§ **Work required**:
Search the data for the word "into" and copy every line that contains it.

§ **Dataset excerpts**:
— START —
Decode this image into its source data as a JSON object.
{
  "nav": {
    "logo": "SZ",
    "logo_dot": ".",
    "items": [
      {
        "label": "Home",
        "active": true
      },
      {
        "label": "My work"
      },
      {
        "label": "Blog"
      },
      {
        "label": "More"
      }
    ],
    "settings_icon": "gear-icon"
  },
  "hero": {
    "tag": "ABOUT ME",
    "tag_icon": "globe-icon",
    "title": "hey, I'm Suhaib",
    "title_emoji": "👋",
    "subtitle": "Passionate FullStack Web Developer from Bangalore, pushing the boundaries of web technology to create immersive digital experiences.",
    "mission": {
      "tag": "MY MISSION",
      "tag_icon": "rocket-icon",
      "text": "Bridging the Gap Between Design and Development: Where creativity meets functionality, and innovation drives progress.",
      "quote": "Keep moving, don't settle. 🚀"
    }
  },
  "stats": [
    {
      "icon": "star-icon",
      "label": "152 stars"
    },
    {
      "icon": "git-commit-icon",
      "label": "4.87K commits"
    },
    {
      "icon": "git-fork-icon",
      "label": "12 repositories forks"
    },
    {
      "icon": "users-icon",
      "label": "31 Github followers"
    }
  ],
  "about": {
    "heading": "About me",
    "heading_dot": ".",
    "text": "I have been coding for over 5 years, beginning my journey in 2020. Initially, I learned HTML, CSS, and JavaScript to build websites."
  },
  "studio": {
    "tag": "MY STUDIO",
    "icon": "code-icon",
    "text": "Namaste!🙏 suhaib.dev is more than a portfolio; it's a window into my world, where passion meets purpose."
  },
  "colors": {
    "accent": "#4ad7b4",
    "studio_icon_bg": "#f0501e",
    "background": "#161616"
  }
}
— END —
§ **Exercise result**:
Decode this image into its source data as a JSON object.
    "text": "Namaste!🙏 suhaib.dev is more than a portfolio; it's a window into my world, where passion meets purpose."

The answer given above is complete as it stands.